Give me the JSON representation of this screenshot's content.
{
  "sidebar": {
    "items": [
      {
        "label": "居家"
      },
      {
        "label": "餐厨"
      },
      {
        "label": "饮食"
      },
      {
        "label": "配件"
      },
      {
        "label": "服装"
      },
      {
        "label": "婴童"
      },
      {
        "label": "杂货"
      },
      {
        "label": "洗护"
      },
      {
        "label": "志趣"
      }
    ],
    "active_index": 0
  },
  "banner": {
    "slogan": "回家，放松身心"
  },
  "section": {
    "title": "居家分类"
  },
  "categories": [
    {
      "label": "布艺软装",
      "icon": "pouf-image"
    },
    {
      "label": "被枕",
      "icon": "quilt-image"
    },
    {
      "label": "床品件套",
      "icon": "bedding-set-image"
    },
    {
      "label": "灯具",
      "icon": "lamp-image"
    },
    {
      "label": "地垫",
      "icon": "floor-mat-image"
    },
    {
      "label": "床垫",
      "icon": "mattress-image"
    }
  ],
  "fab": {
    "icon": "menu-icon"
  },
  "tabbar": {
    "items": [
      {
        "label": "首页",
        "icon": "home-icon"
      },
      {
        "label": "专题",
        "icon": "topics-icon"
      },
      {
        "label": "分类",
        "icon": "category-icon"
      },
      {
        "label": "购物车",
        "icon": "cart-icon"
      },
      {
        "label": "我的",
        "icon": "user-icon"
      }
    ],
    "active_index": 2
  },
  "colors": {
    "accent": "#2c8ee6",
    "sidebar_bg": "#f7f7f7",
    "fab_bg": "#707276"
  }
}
--------------------------------
== Task to complete ==
Look through the listing above and count the lines where the string "icon" appears. Report the number only.

== Reply ==
12